▸ **What to do**:
Print each line exactly as it is given.

-- Begin Records shown --

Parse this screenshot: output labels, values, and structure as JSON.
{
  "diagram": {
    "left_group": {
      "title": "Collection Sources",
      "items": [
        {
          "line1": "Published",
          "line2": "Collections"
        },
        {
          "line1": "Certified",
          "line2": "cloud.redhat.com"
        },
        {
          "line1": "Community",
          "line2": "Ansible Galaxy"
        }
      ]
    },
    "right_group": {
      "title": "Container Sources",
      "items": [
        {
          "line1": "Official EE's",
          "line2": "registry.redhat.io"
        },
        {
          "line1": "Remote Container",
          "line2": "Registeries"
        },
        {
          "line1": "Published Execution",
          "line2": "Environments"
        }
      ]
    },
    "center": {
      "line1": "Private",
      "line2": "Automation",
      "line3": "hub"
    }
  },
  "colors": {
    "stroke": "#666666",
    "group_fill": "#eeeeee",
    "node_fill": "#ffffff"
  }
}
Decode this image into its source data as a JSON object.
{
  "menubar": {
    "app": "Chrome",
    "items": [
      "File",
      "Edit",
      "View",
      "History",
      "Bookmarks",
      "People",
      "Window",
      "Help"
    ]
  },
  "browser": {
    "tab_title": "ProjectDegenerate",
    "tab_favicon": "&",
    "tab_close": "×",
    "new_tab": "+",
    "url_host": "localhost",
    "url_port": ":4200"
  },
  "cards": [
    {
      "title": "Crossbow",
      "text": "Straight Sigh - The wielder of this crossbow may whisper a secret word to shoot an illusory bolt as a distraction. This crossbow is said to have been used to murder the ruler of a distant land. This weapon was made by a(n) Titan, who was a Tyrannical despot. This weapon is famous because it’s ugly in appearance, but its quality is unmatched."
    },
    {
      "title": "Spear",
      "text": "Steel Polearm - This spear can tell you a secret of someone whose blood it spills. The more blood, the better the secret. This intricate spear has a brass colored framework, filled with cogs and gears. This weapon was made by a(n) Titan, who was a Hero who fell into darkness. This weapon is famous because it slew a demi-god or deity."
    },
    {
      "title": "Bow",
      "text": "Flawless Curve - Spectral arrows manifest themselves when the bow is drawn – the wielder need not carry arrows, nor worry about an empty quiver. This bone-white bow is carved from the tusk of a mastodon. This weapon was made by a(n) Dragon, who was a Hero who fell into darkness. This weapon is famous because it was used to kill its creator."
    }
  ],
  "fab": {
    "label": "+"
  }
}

-- End Records shown --

▸ **Complete output**:
Parse this screenshot: output labels, values, and structure as JSON.
{
  "diagram": {
    "left_group": {
      "title": "Collection Sources",
      "items": [
        {
          "line1": "Published",
          "line2": "Collections"
        },
        {
          "line1": "Certified",
          "line2": "cloud.redhat.com"
        },
        {
          "line1": "Community",
          "line2": "Ansible Galaxy"
        }
      ]
    },
    "right_group": {
      "title": "Container Sources",
      "items": [
        {
          "line1": "Official EE's",
          "line2": "registry.redhat.io"
        },
        {
          "line1": "Remote Container",
          "line2": "Registeries"
        },
        {
          "line1": "Published Execution",
          "line2": "Environments"
        }
      ]
    },
    "center": {
      "line1": "Private",
      "line2": "Automation",
      "line3": "hub"
    }
  },
  "colors": {
    "stroke": "#666666",
    "group_fill": "#eeeeee",
    "node_fill": "#ffffff"
  }
}
Decode this image into its source data as a JSON object.
{
  "menubar": {
    "app": "Chrome",
    "items": [
      "File",
      "Edit",
      "View",
      "History",
      "Bookmarks",
      "People",
      "Window",
      "Help"
    ]
  },
  "browser": {
    "tab_title": "ProjectDegenerate",
    "tab_favicon": "&",
    "tab_close": "×",
    "new_tab": "+",
    "url_host": "localhost",
    "url_port": ":4200"
  },
  "cards": [
    {
      "title": "Crossbow",
      "text": "Straight Sigh - The wielder of this crossbow may whisper a secret word to shoot an illusory bolt as a distraction. This crossbow is said to have been used to murder the ruler of a distant land. This weapon was made by a(n) Titan, who was a Tyrannical despot. This weapon is famous because it’s ugly in appearance, but its quality is unmatched."
    },
    {
      "title": "Spear",
      "text": "Steel Polearm - This spear can tell you a secret of someone whose blood it spills. The more blood, the better the secret. This intricate spear has a brass colored framework, filled with cogs and gears. This weapon was made by a(n) Titan, who was a Hero who fell into darkness. This weapon is famous because it slew a demi-god or deity."
    },
    {
      "title": "Bow",
      "text": "Flawless Curve - Spectral arrows manifest themselves when the bow is drawn – the wielder need not carry arrows, nor worry about an empty quiver. This bone-white bow is carved from the tusk of a mastodon. This weapon was made by a(n) Dragon, who was a Hero who fell into darkness. This weapon is famous because it was used to kill its creator."
    }
  ],
  "fab": {
    "label": "+"
  }
}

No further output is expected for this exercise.